* START EXERCISE INPUT *
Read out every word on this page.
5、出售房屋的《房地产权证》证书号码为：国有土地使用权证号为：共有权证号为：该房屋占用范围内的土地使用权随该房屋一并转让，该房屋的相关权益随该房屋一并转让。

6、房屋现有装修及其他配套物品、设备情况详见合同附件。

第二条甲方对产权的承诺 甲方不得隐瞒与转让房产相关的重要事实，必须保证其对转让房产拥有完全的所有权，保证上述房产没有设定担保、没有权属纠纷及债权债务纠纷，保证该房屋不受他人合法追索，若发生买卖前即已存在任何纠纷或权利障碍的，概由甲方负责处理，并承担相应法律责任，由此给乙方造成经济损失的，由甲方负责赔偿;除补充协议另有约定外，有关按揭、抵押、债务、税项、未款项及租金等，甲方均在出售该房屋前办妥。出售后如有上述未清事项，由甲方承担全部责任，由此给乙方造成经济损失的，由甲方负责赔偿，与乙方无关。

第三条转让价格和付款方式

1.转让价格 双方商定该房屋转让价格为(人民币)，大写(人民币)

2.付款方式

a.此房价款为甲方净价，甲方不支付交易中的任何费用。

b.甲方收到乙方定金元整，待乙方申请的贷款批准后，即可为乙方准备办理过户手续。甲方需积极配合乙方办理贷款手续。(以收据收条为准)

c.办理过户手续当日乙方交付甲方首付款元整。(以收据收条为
* END EXERCISE INPUT *
* _TASK STATEMENT_:
Exact output of every entry is required.

* _SOLUTION FOR THIS PROBLEM_:
Read out every word on this page.
5、出售房屋的《房地产权证》证书号码为：国有土地使用权证号为：共有权证号为：该房屋占用范围内的土地使用权随该房屋一并转让，该房屋的相关权益随该房屋一并转让。

6、房屋现有装修及其他配套物品、设备情况详见合同附件。

第二条甲方对产权的承诺 甲方不得隐瞒与转让房产相关的重要事实，必须保证其对转让房产拥有完全的所有权，保证上述房产没有设定担保、没有权属纠纷及债权债务纠纷，保证该房屋不受他人合法追索，若发生买卖前即已存在任何纠纷或权利障碍的，概由甲方负责处理，并承担相应法律责任，由此给乙方造成经济损失的，由甲方负责赔偿;除补充协议另有约定外，有关按揭、抵押、债务、税项、未款项及租金等，甲方均在出售该房屋前办妥。出售后如有上述未清事项，由甲方承担全部责任，由此给乙方造成经济损失的，由甲方负责赔偿，与乙方无关。

第三条转让价格和付款方式

1.转让价格 双方商定该房屋转让价格为(人民币)，大写(人民币)

2.付款方式

a.此房价款为甲方净价，甲方不支付交易中的任何费用。

b.甲方收到乙方定金元整，待乙方申请的贷款批准后，即可为乙方准备办理过户手续。甲方需积极配合乙方办理贷款手续。(以收据收条为准)

c.办理过户手续当日乙方交付甲方首付款元整。(以收据收条为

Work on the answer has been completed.